## JOB
Keep only those lines of the records that include the string "students".

★ ★ ★ ★ ★ ★ ★

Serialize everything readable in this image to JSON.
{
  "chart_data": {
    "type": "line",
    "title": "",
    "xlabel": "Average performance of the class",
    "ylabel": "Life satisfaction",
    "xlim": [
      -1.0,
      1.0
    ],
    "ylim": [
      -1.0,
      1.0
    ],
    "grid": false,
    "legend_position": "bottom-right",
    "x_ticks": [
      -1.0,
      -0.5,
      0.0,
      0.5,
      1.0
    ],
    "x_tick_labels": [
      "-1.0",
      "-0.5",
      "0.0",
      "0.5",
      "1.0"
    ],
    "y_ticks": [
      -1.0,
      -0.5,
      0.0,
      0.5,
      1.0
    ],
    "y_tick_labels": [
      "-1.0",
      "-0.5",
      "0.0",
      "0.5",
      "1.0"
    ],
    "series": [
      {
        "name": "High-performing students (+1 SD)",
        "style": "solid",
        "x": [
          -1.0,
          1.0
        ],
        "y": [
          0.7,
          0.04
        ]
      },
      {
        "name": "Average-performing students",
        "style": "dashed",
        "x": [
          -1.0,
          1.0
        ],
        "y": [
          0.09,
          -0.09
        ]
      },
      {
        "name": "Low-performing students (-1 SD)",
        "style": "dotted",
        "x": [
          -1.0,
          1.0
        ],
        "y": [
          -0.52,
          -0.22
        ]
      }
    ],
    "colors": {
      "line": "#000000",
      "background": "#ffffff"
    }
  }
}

★ ★ ★ ★ ★ ★ ★

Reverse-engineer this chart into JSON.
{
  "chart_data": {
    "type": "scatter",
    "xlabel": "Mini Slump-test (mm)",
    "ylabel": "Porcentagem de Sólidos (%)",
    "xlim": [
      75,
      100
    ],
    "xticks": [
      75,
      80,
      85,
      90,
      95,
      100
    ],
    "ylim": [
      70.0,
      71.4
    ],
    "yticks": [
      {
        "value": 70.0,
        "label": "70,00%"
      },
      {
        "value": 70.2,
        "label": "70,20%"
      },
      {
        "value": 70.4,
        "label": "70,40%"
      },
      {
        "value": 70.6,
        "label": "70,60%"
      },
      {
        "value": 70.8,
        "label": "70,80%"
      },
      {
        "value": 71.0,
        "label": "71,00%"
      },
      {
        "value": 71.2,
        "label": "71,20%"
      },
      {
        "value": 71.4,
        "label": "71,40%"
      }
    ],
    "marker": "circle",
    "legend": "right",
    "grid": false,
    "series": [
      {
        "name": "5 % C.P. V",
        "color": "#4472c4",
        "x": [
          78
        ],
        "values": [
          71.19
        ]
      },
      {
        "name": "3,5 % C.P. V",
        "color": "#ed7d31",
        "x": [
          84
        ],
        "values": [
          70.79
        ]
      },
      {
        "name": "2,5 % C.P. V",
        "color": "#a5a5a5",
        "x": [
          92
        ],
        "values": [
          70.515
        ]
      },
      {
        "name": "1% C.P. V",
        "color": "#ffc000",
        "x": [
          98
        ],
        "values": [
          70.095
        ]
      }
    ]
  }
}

★ ★ ★ ★ ★ ★ ★

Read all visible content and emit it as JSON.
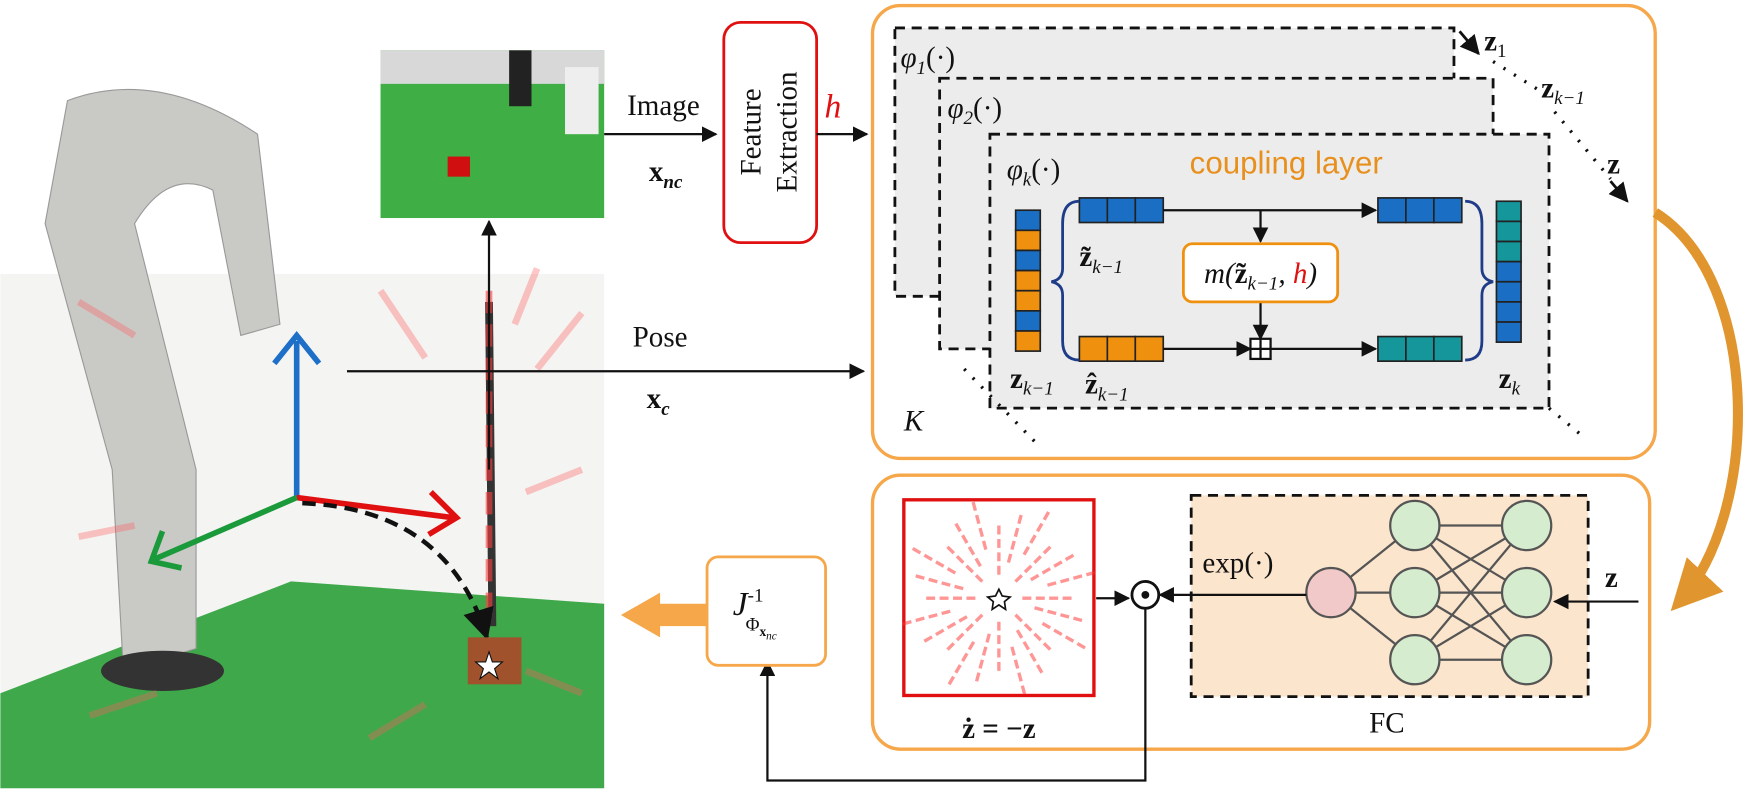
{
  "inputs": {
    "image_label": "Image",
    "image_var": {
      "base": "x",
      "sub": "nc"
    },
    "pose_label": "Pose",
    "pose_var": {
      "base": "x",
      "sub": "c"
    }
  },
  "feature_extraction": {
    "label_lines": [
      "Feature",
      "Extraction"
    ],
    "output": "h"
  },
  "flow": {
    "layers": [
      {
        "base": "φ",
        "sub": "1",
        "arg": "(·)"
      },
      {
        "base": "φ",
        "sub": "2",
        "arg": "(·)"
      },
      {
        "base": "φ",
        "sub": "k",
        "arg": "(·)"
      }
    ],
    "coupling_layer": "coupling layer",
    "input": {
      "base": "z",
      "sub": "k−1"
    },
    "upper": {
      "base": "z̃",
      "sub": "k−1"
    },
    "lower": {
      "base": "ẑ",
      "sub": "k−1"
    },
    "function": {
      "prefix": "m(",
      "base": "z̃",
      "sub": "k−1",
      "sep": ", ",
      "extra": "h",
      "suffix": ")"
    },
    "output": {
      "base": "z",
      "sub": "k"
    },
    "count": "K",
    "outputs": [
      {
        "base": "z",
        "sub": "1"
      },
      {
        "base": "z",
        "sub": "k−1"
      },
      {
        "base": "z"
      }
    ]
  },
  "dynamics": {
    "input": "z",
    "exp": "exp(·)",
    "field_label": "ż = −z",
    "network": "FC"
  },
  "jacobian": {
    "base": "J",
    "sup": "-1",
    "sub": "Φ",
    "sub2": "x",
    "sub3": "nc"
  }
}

★ ★ ★ ★ ★ ★ ★

## SOLUTION FOR THIS PROBLEM
        "name": "High-performing students (+1 SD)",
        "name": "Average-performing students",
        "name": "Low-performing students (-1 SD)",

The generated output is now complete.